Supplied records: Begin
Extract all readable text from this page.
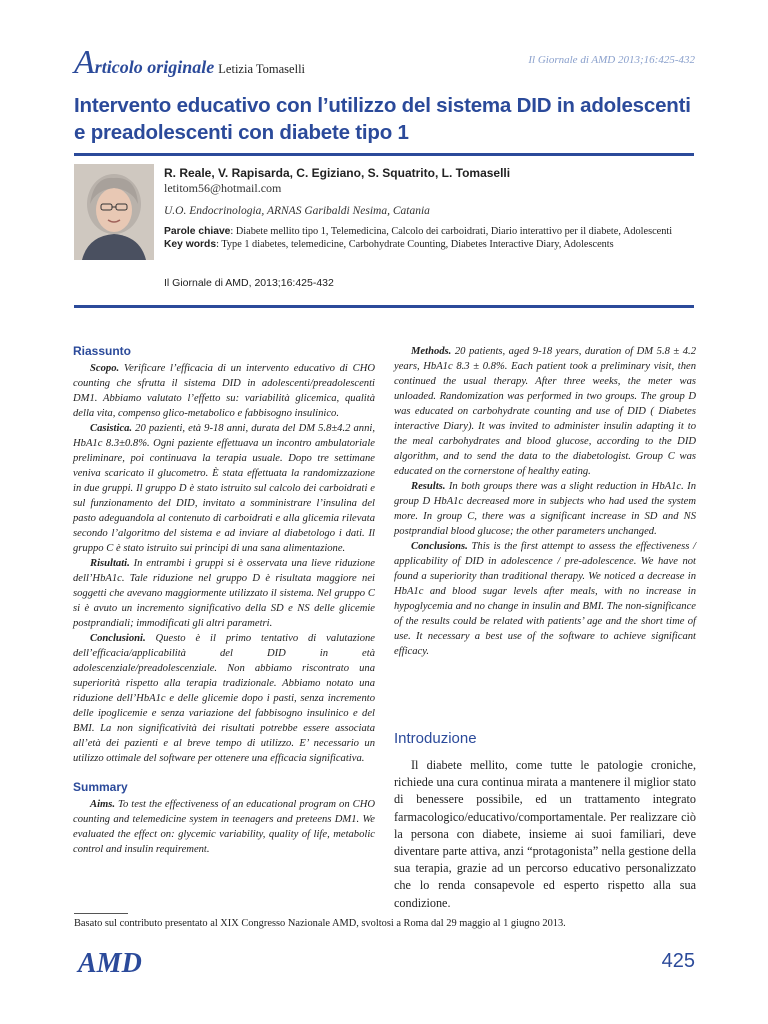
Articolo originale Letizia Tomaselli
Il Giornale di AMD 2013;16:425-432
Intervento educativo con l’utilizzo del sistema DID in adolescenti
e preadolescenti con diabete tipo 1
R. Reale, V. Rapisarda, C. Egiziano, S. Squatrito, L. Tomaselli
letitom56@hotmail.com
U.O. Endocrinologia, ARNAS Garibaldi Nesima, Catania
Parole chiave: Diabete mellito tipo 1, Telemedicina, Calcolo dei carboidrati, Diario interattivo per il diabete, Adolescenti
Key words: Type 1 diabetes, telemedicine, Carbohydrate Counting, Diabetes Interactive Diary, Adolescents
Il Giornale di AMD, 2013;16:425-432
Riassunto

Scopo. Verificare l’efficacia di un intervento educativo di CHO counting che sfrutta il sistema DID in adolescenti/preadolescenti DM1. Abbiamo valutato l’effetto su: variabilità glicemica, qualità della vita, compenso glico-metabolico e fabbisogno insulinico.

Casistica. 20 pazienti, età 9-18 anni, durata del DM 5.8±4.2 anni, HbA1c 8.3±0.8%. Ogni paziente effettuava un incontro ambulatoriale preliminare, poi continuava la terapia usuale. Dopo tre settimane veniva scaricato il glucometro. È stata effettuata la randomizzazione in due gruppi. Il gruppo D è stato istruito sul calcolo dei carboidrati e sul funzionamento del DID, invitato a somministrare l’insulina del pasto adeguandola al contenuto di carboidrati e alla glicemia rilevata secondo l’algoritmo del sistema e ad inviare al diabetologo i dati. Il gruppo C è stato istruito sui principi di una sana alimentazione.

Risultati. In entrambi i gruppi si è osservata una lieve riduzione dell’HbA1c. Tale riduzione nel gruppo D è risultata maggiore nei soggetti che avevano maggiormente utilizzato il sistema. Nel gruppo C si è avuto un incremento significativo della SD e NS delle glicemie postprandiali; immodificati gli altri parametri.

Conclusioni. Questo è il primo tentativo di valutazione dell’efficacia/applicabilità del DID in età adolescenziale/preadolescenziale. Non abbiamo riscontrato una superiorità rispetto alla terapia tradizionale. Abbiamo notato una riduzione dell’HbA1c e delle glicemie dopo i pasti, senza incremento delle ipoglicemie e senza variazione del fabbisogno insulinico e del BMI. La non significatività dei risultati potrebbe essere associata all’età dei pazienti e al breve tempo di utilizzo. E’ necessario un utilizzo ottimale del software per ottenere una efficacia significativa.

Summary

Aims. To test the effectiveness of an educational program on CHO counting and telemedicine system in teenagers and preteens DM1. We evaluated the effect on: glycemic variability, quality of life, metabolic control and insulin requirement.

Methods. 20 patients, aged 9-18 years, duration of DM 5.8 ± 4.2 years, HbA1c 8.3 ± 0.8%. Each patient took a preliminary visit, then continued the usual therapy. After three weeks, the meter was unloaded. Randomization was performed in two groups. The group D was educated on carbohydrate counting and use of DID ( Diabetes interactive Diary). It was invited to administer insulin adapting it to the meal carbohydrates and blood glucose, according to the DID algorithm, and to send the data to the diabetologist. Group C was educated on the cornerstone of healthy eating.

Results. In both groups there was a slight reduction in HbA1c. In group D HbA1c decreased more in subjects who had used the system more. In group C, there was a significant increase in SD and NS postprandial blood glucose; the other parameters unchanged.

Conclusions. This is the first attempt to assess the effectiveness / applicability of DID in adolescence / pre-adolescence. We have not found a superiority than traditional therapy. We noticed a decrease in HbA1c and blood sugar levels after meals, with no increase in hypoglycemia and no change in insulin and BMI. The non-significance of the results could be related with patients’ age and the short time of use. It necessary a best use of the software to achieve significant efficacy.

Introduzione

Il diabete mellito, come tutte le patologie croniche, richiede una cura continua mirata a mantenere il miglior stato di benessere possibile, ed un trattamento integrato farmacologico/educativo/comportamentale. Per realizzare ciò la persona con diabete, insieme ai suoi familiari, deve diventare parte attiva, anzi “protagonista” nella gestione della sua terapia, grazie ad un percorso educativo personalizzato che lo renda consapevole ed esperto rispetto alla sua condizione.

Basato sul contributo presentato al XIX Congresso Nazionale AMD, svoltosi a Roma dal 29 maggio al 1 giugno 2013.
AMD	425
Supplied records: End
** Exercise brief **
Each line above that contains the word "riduzione" should be returned.

** Response area **
Risultati. In entrambi i gruppi si è osservata una lieve riduzione dell’HbA1c. Tale riduzione nel gruppo D è risultata maggiore nei soggetti che avevano maggiormente utilizzato il sistema. Nel gruppo C si è avuto un incremento significativo della SD e NS delle glicemie postprandiali; immodificati gli altri parametri.
Conclusioni. Questo è il primo tentativo di valutazione dell’efficacia/applicabilità del DID in età adolescenziale/preadolescenziale. Non abbiamo riscontrato una superiorità rispetto alla terapia tradizionale. Abbiamo notato una riduzione dell’HbA1c e delle glicemie dopo i pasti, senza incremento delle ipoglicemie e senza variazione del fabbisogno insulinico e del BMI. La non significatività dei risultati potrebbe essere associata all’età dei pazienti e al breve tempo di utilizzo. E’ necessario un utilizzo ottimale del software per ottenere una efficacia significativa.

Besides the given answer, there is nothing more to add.